RECORDS SHOWN:
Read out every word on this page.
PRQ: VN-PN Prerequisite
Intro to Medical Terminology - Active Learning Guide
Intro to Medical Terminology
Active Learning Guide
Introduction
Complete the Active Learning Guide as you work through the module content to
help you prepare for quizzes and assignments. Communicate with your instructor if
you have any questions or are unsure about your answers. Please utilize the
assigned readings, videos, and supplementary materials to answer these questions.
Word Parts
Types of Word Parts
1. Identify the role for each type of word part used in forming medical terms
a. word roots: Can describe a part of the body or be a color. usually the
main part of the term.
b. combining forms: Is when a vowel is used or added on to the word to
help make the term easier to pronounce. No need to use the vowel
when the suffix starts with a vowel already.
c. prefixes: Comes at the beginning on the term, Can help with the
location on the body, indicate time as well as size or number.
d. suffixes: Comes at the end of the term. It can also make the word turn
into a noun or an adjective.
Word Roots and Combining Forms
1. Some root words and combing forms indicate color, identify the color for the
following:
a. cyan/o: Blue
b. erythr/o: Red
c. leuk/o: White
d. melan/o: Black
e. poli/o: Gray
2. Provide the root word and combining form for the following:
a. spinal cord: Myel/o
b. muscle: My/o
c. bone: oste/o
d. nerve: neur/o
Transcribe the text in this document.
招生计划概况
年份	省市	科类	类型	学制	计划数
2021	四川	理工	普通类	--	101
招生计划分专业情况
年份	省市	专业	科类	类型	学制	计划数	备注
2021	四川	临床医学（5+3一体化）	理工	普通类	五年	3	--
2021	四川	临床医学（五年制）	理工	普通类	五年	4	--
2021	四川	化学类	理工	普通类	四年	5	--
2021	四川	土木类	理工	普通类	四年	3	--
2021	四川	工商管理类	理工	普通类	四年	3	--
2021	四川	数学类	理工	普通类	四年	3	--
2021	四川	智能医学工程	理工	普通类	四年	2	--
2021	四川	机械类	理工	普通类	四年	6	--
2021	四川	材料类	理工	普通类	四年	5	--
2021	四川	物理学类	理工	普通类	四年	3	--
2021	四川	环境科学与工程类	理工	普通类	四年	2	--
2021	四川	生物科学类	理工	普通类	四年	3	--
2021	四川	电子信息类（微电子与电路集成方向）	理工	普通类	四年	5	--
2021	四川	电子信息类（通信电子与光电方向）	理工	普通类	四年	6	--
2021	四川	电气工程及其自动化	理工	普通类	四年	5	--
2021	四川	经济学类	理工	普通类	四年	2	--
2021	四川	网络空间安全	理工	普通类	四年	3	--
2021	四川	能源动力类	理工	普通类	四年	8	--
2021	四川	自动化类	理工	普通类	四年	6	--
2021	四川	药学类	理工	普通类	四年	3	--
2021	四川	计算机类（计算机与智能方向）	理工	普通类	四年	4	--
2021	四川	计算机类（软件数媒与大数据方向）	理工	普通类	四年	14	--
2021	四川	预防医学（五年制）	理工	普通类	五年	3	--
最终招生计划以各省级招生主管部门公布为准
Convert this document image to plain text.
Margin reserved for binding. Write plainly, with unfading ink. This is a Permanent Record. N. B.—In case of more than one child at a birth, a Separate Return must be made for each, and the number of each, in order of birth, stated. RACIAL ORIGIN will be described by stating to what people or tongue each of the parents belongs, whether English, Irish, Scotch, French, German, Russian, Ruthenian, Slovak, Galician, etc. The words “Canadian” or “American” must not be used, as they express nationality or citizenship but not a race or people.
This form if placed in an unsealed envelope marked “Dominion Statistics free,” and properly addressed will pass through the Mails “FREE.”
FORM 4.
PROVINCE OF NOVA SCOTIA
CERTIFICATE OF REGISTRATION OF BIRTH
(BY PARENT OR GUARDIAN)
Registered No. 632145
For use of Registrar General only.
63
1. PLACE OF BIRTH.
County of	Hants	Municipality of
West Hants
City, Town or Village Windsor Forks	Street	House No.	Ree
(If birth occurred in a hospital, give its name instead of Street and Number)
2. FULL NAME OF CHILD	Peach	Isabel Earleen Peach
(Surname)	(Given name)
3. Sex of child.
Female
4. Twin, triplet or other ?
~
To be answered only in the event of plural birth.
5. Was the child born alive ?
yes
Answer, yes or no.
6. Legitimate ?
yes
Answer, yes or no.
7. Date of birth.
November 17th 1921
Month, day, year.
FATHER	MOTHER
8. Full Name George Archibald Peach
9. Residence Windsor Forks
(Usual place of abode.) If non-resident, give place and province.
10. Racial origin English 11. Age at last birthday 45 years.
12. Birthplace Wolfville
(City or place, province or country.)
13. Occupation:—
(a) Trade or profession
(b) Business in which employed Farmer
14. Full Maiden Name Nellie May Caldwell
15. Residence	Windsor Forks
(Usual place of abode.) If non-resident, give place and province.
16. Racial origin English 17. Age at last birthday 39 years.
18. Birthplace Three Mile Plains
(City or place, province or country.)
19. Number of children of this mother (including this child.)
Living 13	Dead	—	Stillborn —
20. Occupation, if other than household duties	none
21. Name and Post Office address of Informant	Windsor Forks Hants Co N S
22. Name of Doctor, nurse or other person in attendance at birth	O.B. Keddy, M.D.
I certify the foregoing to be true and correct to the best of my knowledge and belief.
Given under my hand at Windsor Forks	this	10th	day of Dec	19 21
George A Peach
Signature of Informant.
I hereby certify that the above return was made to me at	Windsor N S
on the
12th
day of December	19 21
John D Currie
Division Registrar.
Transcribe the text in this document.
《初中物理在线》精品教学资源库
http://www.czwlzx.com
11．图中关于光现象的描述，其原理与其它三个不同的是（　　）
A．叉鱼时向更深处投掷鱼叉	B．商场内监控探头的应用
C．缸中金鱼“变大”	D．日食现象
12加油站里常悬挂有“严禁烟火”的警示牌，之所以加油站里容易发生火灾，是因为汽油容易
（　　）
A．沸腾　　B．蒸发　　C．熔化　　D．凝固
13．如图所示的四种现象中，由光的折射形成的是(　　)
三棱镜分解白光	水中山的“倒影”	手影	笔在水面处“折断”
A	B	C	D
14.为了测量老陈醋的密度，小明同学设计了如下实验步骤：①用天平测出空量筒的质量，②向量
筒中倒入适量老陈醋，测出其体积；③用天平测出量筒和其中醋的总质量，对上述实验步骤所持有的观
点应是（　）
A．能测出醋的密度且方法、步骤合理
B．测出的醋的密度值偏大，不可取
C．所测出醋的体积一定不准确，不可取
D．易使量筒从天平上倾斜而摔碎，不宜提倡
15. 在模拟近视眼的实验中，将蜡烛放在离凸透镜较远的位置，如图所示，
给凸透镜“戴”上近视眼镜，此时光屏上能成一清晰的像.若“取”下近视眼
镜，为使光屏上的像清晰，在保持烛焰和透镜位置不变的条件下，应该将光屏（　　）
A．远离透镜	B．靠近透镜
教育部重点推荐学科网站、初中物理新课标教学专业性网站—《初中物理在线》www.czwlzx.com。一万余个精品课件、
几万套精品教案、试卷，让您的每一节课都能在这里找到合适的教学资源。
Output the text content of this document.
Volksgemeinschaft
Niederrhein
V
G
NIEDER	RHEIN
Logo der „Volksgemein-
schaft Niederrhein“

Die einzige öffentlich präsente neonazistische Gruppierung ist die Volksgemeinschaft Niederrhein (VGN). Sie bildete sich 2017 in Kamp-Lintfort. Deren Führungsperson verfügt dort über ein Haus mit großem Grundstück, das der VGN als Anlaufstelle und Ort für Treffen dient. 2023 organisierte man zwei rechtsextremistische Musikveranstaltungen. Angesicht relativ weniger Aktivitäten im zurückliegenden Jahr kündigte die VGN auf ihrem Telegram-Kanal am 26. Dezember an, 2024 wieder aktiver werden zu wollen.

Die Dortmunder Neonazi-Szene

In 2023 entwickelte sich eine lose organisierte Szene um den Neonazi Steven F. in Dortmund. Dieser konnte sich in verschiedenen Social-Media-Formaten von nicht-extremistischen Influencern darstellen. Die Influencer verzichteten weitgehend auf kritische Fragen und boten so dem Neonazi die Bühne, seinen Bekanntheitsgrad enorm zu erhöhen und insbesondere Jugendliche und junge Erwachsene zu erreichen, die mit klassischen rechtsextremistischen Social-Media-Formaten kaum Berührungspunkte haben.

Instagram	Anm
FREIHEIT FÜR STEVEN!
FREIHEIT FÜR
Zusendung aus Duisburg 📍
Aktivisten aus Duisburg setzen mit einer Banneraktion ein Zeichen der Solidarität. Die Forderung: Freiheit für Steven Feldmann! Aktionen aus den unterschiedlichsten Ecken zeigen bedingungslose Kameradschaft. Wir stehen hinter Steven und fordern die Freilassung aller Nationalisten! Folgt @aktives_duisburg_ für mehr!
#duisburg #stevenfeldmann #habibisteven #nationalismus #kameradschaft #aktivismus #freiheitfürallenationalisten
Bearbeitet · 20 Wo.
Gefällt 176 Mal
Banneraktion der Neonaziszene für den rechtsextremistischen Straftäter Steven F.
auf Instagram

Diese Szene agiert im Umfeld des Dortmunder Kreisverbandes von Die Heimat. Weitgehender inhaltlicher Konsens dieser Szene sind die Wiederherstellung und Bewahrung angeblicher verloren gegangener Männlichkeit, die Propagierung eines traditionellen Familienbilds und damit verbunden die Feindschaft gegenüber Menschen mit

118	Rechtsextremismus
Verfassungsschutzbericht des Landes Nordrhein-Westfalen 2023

EXERCISE OBJECTIVE:
Search the data above for lines holding "following" and copy each of them.

THE REPLY:
following:
2. Provide the root word and combining form for the following:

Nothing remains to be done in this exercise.